-- GOAL --
Every line of the material below should be repeated exactly.

-- EXERCISE INPUT --
::::

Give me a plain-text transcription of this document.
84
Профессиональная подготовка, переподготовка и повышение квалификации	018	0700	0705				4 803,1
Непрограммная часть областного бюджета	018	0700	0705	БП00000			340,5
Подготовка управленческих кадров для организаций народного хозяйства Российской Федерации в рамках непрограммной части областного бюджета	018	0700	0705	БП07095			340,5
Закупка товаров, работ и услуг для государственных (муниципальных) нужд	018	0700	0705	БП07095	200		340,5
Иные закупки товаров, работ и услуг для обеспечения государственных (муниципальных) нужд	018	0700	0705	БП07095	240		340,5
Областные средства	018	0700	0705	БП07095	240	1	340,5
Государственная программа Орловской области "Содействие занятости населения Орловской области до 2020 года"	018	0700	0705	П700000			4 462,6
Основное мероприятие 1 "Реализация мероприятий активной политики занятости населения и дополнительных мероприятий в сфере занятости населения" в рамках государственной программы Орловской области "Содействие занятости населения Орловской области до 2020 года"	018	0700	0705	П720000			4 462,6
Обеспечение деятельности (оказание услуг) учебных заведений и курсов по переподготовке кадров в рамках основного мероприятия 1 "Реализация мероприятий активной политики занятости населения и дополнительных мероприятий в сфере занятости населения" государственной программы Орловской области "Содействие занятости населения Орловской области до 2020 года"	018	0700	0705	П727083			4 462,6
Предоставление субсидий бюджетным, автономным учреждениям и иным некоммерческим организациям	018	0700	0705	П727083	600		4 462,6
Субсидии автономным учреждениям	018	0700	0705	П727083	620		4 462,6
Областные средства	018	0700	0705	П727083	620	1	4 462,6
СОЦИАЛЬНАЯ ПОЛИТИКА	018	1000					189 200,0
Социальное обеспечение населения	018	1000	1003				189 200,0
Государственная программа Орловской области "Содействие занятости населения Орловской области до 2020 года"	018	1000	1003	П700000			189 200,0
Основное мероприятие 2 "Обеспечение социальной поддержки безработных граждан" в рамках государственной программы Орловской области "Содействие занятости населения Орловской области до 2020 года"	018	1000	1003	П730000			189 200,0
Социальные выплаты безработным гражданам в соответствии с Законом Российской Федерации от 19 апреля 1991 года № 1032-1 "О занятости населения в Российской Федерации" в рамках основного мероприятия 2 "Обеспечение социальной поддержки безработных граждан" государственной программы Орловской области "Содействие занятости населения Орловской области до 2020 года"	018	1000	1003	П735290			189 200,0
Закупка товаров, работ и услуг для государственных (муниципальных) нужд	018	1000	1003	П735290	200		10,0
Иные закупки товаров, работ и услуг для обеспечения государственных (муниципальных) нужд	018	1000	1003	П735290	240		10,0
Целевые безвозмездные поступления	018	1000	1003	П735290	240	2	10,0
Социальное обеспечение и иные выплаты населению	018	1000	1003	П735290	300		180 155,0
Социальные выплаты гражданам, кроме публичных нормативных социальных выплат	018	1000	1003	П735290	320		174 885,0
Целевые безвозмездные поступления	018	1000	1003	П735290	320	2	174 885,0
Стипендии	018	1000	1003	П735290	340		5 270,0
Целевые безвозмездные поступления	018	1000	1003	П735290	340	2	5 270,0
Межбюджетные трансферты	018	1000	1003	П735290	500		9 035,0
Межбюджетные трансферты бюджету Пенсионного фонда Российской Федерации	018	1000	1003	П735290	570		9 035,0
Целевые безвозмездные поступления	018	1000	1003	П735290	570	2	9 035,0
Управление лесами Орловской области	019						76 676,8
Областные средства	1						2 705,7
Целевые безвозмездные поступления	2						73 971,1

::::

-- WORKED ANSWER --
Give me a plain-text transcription of this document.
84
Профессиональная подготовка, переподготовка и повышение квалификации	018	0700	0705				4 803,1
Непрограммная часть областного бюджета	018	0700	0705	БП00000			340,5
Подготовка управленческих кадров для организаций народного хозяйства Российской Федерации в рамках непрограммной части областного бюджета	018	0700	0705	БП07095			340,5
Закупка товаров, работ и услуг для государственных (муниципальных) нужд	018	0700	0705	БП07095	200		340,5
Иные закупки товаров, работ и услуг для обеспечения государственных (муниципальных) нужд	018	0700	0705	БП07095	240		340,5
Областные средства	018	0700	0705	БП07095	240	1	340,5
Государственная программа Орловской области "Содействие занятости населения Орловской области до 2020 года"	018	0700	0705	П700000			4 462,6
Основное мероприятие 1 "Реализация мероприятий активной политики занятости населения и дополнительных мероприятий в сфере занятости населения" в рамках государственной программы Орловской области "Содействие занятости населения Орловской области до 2020 года"	018	0700	0705	П720000			4 462,6
Обеспечение деятельности (оказание услуг) учебных заведений и курсов по переподготовке кадров в рамках основного мероприятия 1 "Реализация мероприятий активной политики занятости населения и дополнительных мероприятий в сфере занятости населения" государственной программы Орловской области "Содействие занятости населения Орловской области до 2020 года"	018	0700	0705	П727083			4 462,6
Предоставление субсидий бюджетным, автономным учреждениям и иным некоммерческим организациям	018	0700	0705	П727083	600		4 462,6
Субсидии автономным учреждениям	018	0700	0705	П727083	620		4 462,6
Областные средства	018	0700	0705	П727083	620	1	4 462,6
СОЦИАЛЬНАЯ ПОЛИТИКА	018	1000					189 200,0
Социальное обеспечение населения	018	1000	1003				189 200,0
Государственная программа Орловской области "Содействие занятости населения Орловской области до 2020 года"	018	1000	1003	П700000			189 200,0
Основное мероприятие 2 "Обеспечение социальной поддержки безработных граждан" в рамках государственной программы Орловской области "Содействие занятости населения Орловской области до 2020 года"	018	1000	1003	П730000			189 200,0
Социальные выплаты безработным гражданам в соответствии с Законом Российской Федерации от 19 апреля 1991 года № 1032-1 "О занятости населения в Российской Федерации" в рамках основного мероприятия 2 "Обеспечение социальной поддержки безработных граждан" государственной программы Орловской области "Содействие занятости населения Орловской области до 2020 года"	018	1000	1003	П735290			189 200,0
Закупка товаров, работ и услуг для государственных (муниципальных) нужд	018	1000	1003	П735290	200		10,0
Иные закупки товаров, работ и услуг для обеспечения государственных (муниципальных) нужд	018	1000	1003	П735290	240		10,0
Целевые безвозмездные поступления	018	1000	1003	П735290	240	2	10,0
Социальное обеспечение и иные выплаты населению	018	1000	1003	П735290	300		180 155,0
Социальные выплаты гражданам, кроме публичных нормативных социальных выплат	018	1000	1003	П735290	320		174 885,0
Целевые безвозмездные поступления	018	1000	1003	П735290	320	2	174 885,0
Стипендии	018	1000	1003	П735290	340		5 270,0
Целевые безвозмездные поступления	018	1000	1003	П735290	340	2	5 270,0
Межбюджетные трансферты	018	1000	1003	П735290	500		9 035,0
Межбюджетные трансферты бюджету Пенсионного фонда Российской Федерации	018	1000	1003	П735290	570		9 035,0
Целевые безвозмездные поступления	018	1000	1003	П735290	570	2	9 035,0
Управление лесами Орловской области	019						76 676,8
Областные средства	1						2 705,7
Целевые безвозмездные поступления	2						73 971,1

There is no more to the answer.